◆ EXCERPTED TEXT
========================================

Description of the drawings

Figures 1A, 1 B and 1C are schematic diagrams showing a known HMD.

Figures 2A and 2B are diagrams showing an HMD comprising an improved optical display system. Figure 3 shows a schematic diagram of an example intermediate reflective element.

Figure 4 shows schematic diagrams of various alternative example intermediate reflective elements. Figure 5 shows a perspective view of an example intermediate reflective element comprising triangular microstructures.

Figure 6 shows an enlarged face-on view of an example intermediate reflective element.

Figure 7 is a schematic diagram which shows the operation of an example intermediate reflective element comprising triangular microstructures.

Figures 8 and 9 shows schematic diagrams of different optical arrangements resulting in different overlaps of fields of view.

Figure 10 shows an FIMD comprising an improved optical display system and a vision enhancement system. Detailed description

Described herein is an improved optical display system for a head or helmet mounted display (FIMD). As described below, this improved optical display system may, in various examples, be coupled with a vision enhancement system, e.g. the vision enhancement system may be attached to the optical display system or the optical display system may include the coupled vision enhancement system as an integral part.

In various examples, the vision enhancement system may provide separate (or independent) enhancement for each eye, e.g. a vision enhancement system that comprises a dedicated sensor for each eye to provide enhanced binocular vision. For example, such FIMDs could be used by pilots of aircrafts for improving their vision of the external environment, particularly, but not exclusively for enhancing night vision. A pilot is thus enabled to see both the FIMD images and the external environment outside the aircraft, even in low or non-existent external lightning conditions. As with all optical devices, it is important to ensure that the user receives the correct images. This is necessary to ensure that the information received by the user is correct and to mitigate any unpleasant optical effects that may cause eye fatigue or strain. This is particularly the case for any configurations of HMD that provide a binocular image to a user, such as shown in the example of Figure 1 A.

In the HMD shown in Figure 1A, the intermediate mirror 106, which is located centrally to the HMD and flat to the brow of the user, forms part of both optical paths (and hence there is a common axis of symmetry). This arrangement of the intermediate mirror 106 has the effect of limiting the available folding geometry and in turn limits the ability to adjust the optical configuration of the HMD.

========================================

◆ DATA ROWS
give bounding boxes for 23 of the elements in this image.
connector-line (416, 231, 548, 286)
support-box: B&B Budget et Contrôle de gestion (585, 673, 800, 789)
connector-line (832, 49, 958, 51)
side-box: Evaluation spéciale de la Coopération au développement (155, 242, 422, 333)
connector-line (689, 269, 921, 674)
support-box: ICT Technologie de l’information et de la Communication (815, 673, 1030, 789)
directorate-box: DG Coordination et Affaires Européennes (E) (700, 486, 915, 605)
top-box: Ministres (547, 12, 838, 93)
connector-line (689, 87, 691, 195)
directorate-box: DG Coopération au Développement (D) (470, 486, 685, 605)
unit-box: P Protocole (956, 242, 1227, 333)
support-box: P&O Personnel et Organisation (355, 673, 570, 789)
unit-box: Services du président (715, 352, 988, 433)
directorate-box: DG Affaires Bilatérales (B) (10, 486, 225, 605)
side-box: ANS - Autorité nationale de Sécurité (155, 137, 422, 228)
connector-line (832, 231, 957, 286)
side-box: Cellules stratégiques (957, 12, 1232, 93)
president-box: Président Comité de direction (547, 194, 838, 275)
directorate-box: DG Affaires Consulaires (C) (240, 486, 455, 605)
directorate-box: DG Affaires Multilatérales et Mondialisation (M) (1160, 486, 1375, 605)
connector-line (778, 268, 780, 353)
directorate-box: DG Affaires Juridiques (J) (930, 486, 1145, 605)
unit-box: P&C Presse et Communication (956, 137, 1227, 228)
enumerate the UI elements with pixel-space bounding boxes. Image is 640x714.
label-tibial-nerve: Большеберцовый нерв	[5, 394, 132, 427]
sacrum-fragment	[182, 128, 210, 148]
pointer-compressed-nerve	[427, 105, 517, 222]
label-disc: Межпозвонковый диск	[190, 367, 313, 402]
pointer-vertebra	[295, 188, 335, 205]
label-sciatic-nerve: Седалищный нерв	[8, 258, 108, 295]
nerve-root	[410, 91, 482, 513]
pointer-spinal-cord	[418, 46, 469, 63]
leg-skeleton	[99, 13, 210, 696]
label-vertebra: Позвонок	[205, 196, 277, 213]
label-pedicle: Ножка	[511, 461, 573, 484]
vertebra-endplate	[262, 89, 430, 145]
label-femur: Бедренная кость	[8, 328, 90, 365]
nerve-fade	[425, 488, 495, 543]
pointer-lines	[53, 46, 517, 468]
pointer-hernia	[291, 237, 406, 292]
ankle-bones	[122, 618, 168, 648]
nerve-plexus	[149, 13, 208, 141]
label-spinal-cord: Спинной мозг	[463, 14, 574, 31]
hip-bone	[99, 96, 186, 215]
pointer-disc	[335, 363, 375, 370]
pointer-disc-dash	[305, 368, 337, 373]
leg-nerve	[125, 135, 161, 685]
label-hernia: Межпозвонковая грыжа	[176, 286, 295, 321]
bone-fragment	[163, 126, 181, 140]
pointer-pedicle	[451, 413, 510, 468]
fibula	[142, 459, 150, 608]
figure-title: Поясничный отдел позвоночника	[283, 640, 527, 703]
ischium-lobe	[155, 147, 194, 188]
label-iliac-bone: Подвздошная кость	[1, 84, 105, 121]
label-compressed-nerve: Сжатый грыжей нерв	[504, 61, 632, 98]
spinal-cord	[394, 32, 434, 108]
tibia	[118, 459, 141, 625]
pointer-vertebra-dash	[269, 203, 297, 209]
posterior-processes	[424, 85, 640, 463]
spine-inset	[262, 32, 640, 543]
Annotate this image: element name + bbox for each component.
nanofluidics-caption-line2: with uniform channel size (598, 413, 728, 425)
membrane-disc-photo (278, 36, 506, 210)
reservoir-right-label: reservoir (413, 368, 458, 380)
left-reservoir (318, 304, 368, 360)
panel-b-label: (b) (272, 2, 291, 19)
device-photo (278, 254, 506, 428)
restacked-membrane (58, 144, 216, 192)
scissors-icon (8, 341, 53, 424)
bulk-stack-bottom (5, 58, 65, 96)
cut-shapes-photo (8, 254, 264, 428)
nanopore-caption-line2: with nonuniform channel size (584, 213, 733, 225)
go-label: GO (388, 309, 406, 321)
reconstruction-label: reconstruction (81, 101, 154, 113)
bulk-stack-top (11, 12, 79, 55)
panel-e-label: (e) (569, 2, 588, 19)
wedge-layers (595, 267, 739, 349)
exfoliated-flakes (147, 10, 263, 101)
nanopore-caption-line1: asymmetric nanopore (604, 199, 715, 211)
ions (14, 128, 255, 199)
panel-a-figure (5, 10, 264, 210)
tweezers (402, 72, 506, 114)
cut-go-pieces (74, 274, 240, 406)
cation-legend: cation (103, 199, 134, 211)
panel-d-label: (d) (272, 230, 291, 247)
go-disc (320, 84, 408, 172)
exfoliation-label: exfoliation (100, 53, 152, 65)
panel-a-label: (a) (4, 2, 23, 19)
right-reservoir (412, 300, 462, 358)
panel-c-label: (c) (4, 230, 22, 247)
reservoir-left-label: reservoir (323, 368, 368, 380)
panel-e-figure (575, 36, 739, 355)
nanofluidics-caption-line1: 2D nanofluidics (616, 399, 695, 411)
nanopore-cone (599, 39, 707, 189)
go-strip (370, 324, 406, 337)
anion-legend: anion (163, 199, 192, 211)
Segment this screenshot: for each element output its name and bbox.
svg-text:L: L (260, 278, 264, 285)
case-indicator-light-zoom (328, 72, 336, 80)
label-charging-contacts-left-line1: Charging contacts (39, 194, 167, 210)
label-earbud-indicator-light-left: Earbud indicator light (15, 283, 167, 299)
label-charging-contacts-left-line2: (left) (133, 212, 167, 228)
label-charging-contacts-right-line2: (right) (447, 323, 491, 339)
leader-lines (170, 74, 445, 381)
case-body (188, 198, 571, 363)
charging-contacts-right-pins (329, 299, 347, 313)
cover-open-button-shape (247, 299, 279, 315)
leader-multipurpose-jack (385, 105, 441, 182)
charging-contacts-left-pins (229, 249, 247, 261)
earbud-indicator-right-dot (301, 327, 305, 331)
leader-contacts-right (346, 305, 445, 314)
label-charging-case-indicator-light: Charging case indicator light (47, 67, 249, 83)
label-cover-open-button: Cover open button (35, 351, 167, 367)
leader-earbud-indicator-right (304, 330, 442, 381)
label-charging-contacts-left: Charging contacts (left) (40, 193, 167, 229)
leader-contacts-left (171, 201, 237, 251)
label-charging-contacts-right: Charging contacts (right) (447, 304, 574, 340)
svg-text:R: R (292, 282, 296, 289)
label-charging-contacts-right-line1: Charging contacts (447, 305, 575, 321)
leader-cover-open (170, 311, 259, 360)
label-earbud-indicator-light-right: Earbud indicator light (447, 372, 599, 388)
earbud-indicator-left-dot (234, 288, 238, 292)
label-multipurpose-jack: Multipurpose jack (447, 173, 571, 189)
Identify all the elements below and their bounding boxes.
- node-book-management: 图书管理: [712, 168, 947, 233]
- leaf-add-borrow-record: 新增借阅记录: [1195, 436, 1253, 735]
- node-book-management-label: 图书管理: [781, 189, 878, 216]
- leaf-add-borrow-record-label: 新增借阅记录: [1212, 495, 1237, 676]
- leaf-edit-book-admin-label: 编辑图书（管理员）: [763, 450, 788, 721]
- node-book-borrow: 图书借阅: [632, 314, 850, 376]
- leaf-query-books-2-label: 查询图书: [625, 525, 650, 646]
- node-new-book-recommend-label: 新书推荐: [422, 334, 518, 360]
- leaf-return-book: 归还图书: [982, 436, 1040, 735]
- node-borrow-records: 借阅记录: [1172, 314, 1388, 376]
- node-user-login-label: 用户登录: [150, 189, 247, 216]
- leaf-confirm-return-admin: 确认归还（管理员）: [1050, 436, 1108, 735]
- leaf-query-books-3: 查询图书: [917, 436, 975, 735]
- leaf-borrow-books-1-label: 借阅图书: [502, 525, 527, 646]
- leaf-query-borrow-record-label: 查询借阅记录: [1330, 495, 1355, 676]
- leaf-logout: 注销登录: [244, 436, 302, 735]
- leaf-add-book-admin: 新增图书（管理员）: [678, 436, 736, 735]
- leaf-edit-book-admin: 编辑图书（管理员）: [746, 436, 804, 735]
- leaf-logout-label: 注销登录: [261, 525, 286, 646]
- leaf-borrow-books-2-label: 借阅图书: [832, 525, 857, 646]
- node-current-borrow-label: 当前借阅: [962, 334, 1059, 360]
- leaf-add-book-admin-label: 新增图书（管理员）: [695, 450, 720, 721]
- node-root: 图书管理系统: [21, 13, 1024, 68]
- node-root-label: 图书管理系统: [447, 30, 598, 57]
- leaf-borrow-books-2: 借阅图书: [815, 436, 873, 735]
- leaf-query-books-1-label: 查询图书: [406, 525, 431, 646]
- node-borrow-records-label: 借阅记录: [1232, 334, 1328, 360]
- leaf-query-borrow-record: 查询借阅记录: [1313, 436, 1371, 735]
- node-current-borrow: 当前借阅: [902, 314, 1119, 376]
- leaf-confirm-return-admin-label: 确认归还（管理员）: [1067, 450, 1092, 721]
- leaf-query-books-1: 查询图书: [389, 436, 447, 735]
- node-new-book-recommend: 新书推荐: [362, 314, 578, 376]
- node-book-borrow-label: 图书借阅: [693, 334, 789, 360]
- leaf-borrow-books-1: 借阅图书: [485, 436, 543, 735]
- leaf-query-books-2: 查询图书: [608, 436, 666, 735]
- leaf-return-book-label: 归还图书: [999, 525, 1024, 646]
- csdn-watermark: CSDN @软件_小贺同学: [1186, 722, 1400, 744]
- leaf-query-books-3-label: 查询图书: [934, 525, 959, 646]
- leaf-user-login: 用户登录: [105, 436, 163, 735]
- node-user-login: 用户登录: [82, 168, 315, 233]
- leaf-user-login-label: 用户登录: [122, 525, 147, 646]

========================================

◆ GIVEN EXERCISE A
Repeat the text on the optical display system from "Figure 6 shows" through "fields of view.", switching "enlarged" to "magnified".
◆ GIVEN EXERCISE B
According to the text on the optical display system, where is the intermediate mirror 106 located in the HMD shown in Figure 1A?

◆ WRITTEN SOLUTION A
Figure 6 shows an magnified face-on view of an example intermediate reflective element.

Figure 7 is a schematic diagram which shows the operation of an example intermediate reflective element comprising triangular microstructures.

Figures 8 and 9 shows schematic diagrams of different optical arrangements resulting in different overlaps of fields of view.

◆ WRITTEN SOLUTION B
It is located centrally to the HMD and flat to the brow of the user.